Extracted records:
---*---
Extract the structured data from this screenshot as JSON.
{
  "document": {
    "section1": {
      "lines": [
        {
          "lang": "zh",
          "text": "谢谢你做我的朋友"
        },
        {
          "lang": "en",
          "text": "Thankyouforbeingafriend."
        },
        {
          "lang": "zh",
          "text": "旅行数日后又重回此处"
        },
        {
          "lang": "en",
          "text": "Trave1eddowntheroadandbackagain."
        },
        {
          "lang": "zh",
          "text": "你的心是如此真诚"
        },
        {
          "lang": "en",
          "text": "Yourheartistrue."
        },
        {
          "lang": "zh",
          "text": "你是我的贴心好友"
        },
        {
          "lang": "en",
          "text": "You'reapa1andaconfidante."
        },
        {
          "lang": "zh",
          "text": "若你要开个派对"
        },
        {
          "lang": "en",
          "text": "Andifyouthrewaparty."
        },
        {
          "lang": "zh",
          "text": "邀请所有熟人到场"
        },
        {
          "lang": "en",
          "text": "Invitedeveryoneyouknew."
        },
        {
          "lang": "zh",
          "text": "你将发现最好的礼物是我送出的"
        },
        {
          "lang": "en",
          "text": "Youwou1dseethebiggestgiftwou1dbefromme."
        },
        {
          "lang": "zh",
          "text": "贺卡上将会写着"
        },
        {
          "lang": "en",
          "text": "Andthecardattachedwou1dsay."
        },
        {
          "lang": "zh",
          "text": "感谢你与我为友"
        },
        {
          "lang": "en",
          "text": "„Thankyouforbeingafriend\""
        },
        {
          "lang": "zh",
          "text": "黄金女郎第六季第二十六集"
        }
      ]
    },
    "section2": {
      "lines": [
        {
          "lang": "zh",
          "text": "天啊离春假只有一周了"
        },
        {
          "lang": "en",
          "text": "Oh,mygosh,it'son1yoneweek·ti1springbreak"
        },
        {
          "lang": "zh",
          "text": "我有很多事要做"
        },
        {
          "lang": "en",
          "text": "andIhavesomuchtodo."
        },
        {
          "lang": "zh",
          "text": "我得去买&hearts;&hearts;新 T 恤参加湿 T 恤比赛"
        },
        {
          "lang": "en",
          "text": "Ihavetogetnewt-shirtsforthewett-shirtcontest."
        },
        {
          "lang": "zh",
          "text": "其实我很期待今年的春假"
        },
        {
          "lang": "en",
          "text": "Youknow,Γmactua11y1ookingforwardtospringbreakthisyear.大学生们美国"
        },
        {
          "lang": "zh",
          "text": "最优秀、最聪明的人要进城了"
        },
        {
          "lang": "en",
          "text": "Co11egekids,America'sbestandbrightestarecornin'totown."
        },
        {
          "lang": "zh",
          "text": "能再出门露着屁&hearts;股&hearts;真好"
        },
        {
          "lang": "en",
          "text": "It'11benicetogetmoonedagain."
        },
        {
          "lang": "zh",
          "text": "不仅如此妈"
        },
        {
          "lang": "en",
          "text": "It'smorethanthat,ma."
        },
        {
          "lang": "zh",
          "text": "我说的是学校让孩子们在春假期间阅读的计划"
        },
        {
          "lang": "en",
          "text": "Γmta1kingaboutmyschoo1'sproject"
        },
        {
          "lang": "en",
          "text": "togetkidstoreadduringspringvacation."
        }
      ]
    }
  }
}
---*---
Copy every line in the records above that contains the word "Thankyouforbeingafriend".

Completed exercise:
          "text": "Thankyouforbeingafriend."
          "text": "„Thankyouforbeingafriend\""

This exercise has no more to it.